• _Request_: Go through the listing and return every line with "competenze" in it.

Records
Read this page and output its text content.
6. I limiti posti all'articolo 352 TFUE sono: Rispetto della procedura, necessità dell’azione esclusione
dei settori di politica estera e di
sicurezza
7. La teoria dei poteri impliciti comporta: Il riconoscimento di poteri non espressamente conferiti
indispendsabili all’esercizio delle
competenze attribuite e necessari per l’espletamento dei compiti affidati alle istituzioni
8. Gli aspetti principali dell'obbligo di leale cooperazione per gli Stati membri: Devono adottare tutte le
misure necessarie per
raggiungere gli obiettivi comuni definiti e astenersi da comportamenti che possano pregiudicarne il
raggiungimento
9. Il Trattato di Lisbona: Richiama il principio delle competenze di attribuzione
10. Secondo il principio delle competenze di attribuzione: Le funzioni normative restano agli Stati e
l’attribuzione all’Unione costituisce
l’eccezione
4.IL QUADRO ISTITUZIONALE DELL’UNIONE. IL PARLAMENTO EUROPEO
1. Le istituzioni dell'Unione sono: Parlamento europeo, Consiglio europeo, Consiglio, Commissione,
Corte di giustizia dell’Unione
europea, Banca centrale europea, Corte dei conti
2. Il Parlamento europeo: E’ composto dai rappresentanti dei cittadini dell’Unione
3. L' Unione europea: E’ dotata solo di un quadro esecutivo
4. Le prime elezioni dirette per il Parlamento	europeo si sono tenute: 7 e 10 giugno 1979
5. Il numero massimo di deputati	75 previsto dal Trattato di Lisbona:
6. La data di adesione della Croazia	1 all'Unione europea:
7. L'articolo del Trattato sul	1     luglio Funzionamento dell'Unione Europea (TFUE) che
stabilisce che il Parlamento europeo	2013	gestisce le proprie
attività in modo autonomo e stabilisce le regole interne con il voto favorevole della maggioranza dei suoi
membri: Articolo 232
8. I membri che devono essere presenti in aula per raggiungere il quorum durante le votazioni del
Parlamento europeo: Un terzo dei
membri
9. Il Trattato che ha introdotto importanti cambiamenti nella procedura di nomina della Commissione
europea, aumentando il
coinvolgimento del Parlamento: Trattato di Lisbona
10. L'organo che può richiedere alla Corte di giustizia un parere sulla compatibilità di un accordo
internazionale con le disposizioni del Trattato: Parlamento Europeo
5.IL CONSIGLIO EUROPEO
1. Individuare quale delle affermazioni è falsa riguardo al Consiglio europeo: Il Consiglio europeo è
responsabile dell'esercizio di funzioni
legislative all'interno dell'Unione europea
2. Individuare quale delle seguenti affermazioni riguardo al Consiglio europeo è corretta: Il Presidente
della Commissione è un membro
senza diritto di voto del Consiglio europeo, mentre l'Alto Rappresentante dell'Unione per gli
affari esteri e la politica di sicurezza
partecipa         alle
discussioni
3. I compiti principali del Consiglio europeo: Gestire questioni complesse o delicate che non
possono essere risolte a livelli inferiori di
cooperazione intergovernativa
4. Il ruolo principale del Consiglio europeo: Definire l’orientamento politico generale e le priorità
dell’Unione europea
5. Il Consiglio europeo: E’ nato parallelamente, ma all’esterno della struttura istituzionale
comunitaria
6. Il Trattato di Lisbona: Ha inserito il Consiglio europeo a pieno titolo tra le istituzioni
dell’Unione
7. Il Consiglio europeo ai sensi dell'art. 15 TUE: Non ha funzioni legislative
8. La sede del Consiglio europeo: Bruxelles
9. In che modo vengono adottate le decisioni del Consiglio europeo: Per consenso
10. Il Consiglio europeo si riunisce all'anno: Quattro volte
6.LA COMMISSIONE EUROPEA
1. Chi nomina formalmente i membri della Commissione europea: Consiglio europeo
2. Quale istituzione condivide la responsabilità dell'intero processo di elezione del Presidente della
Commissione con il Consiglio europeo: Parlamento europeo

• _Problem solution_:
competenze attribuite e necessari per l’espletamento dei compiti affidati alle istituzioni
9. Il Trattato di Lisbona: Richiama il principio delle competenze di attribuzione
10. Secondo il principio delle competenze di attribuzione: Le funzioni normative restano agli Stati e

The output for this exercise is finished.